Work instruction
Below are some records; find each line that carries the word "have" and copy it.

Saved data entries
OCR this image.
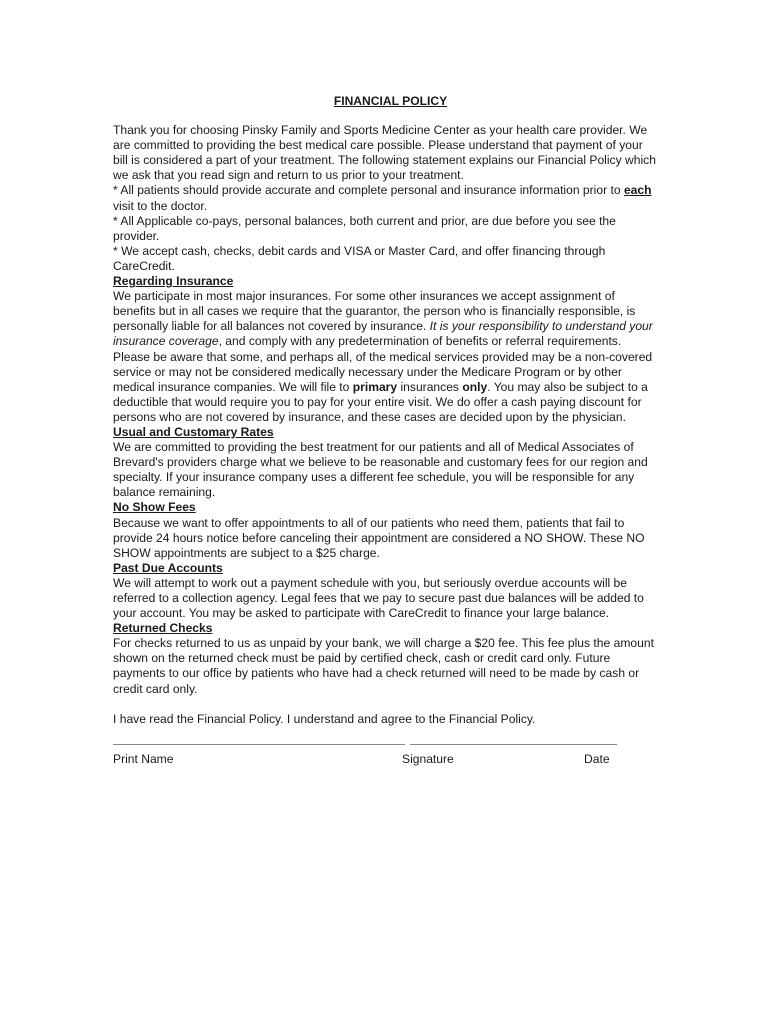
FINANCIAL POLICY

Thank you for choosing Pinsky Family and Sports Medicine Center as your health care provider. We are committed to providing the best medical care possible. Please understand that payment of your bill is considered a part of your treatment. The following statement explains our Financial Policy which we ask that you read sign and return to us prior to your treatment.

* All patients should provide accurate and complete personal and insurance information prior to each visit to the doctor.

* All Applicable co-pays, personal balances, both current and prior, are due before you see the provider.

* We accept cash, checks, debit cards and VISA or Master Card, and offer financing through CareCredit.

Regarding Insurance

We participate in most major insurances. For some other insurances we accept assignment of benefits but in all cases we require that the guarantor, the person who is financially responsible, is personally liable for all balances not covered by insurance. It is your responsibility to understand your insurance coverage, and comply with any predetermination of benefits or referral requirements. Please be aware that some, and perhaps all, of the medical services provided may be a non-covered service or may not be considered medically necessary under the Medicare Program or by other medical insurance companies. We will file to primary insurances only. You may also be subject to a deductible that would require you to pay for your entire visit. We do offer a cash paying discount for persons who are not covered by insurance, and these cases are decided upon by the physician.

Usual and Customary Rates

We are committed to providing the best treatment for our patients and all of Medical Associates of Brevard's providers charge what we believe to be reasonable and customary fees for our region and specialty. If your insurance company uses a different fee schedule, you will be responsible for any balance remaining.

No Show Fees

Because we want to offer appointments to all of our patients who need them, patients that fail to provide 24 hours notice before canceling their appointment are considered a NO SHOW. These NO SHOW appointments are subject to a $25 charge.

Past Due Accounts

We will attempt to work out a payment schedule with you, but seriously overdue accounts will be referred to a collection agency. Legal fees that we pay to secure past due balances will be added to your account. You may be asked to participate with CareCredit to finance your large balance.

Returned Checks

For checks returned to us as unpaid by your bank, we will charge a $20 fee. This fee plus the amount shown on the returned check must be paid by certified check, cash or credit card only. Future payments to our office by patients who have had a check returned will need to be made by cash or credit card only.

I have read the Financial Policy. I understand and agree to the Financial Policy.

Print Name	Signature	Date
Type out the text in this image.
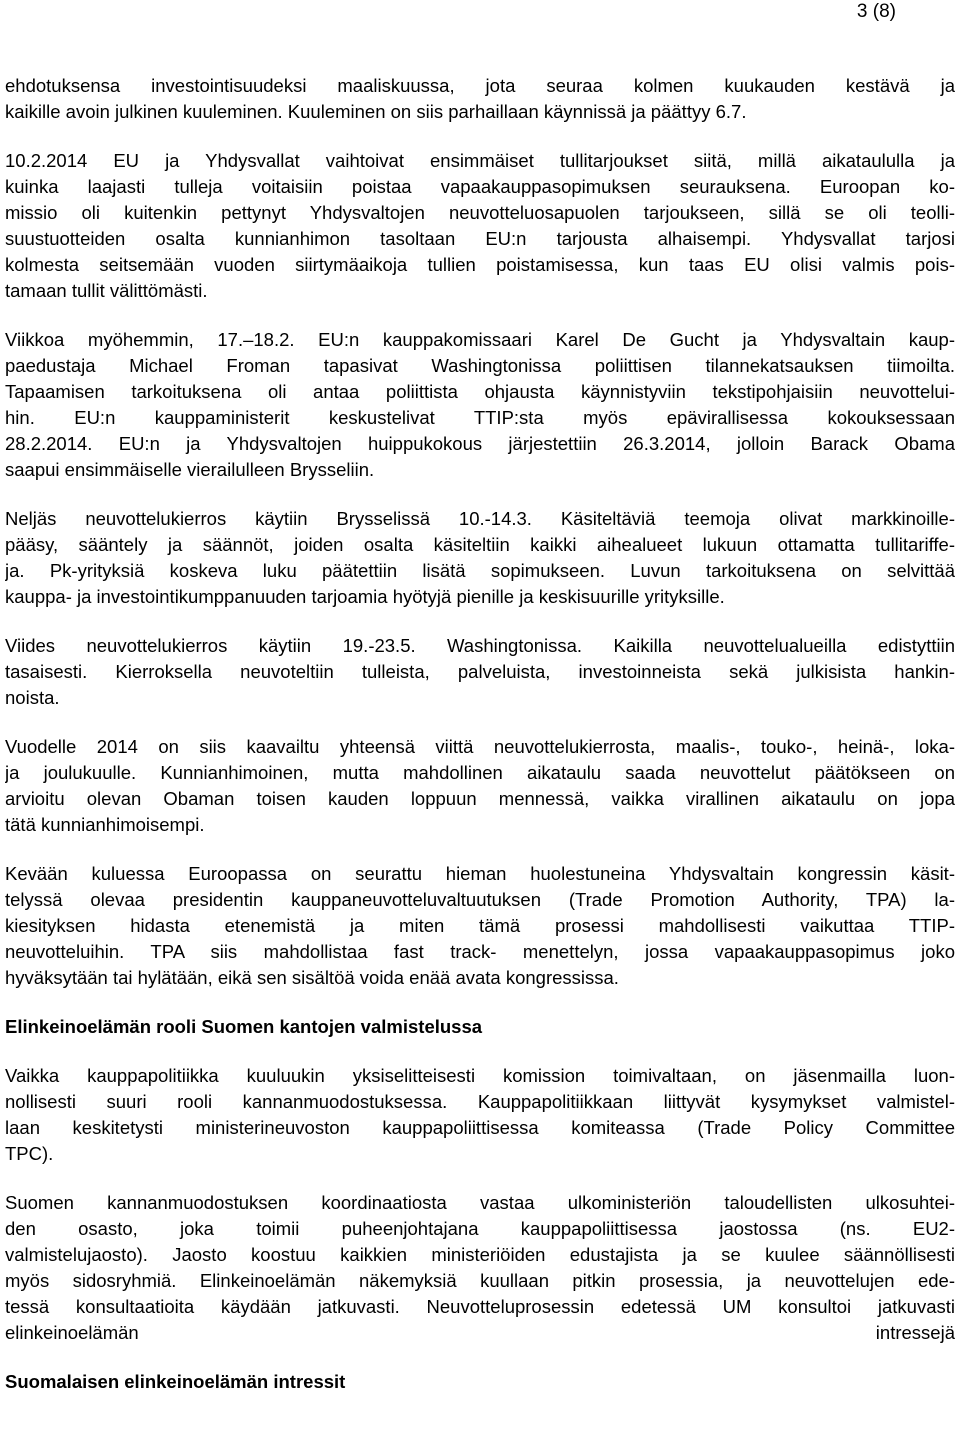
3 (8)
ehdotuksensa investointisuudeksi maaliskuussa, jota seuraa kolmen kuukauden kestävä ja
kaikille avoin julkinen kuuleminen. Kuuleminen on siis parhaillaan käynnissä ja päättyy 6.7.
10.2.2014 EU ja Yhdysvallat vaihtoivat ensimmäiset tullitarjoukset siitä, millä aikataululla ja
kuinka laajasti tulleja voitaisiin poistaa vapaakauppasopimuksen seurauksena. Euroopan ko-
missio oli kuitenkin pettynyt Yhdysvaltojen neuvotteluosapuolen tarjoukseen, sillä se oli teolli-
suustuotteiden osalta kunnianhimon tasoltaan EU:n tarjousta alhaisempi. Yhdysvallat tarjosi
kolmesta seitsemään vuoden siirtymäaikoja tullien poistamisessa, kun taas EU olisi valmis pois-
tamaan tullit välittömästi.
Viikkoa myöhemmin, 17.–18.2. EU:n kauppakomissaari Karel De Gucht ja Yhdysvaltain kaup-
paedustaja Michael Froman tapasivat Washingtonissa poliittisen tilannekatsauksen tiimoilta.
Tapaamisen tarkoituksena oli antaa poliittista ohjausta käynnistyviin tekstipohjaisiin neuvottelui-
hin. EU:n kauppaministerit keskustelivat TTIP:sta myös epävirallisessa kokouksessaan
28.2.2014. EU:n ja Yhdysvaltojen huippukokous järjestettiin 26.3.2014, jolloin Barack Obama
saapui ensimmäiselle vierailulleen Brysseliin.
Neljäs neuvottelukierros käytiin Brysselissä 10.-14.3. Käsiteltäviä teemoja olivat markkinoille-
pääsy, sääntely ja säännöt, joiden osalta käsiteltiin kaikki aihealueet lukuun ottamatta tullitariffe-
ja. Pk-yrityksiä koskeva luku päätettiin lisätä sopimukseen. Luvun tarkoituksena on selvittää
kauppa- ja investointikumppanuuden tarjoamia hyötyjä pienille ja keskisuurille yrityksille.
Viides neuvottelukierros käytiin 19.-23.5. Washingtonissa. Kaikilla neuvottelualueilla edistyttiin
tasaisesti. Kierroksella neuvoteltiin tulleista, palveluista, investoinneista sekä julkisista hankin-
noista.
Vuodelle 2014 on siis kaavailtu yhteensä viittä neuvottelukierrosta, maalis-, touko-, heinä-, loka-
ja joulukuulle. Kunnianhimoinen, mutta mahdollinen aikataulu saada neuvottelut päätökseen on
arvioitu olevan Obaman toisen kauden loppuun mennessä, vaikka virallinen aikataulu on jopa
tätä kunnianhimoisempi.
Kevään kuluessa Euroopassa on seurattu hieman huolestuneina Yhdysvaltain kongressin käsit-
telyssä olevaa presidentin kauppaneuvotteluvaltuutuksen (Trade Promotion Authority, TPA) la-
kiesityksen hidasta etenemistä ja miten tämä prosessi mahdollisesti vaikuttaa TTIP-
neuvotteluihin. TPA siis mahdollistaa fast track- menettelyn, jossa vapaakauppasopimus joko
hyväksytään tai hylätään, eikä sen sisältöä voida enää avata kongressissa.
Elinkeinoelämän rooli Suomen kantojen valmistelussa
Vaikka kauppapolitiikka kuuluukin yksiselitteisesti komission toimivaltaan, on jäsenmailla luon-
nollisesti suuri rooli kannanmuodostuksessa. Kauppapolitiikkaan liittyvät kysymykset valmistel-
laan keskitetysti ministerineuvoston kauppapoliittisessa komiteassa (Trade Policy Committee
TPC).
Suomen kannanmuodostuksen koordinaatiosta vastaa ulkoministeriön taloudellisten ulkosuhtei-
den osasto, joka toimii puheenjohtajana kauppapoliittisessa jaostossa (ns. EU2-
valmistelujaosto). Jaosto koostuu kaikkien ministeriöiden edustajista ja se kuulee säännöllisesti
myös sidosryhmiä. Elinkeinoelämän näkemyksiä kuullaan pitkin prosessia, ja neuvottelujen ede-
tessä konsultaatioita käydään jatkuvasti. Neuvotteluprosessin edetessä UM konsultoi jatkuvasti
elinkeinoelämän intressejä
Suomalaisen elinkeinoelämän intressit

Exercise output
For checks returned to us as unpaid by your bank, we will charge a $20 fee. This fee plus the amount shown on the returned check must be paid by certified check, cash or credit card only. Future payments to our office by patients who have had a check returned will need to be made by cash or credit card only.
I have read the Financial Policy. I understand and agree to the Financial Policy.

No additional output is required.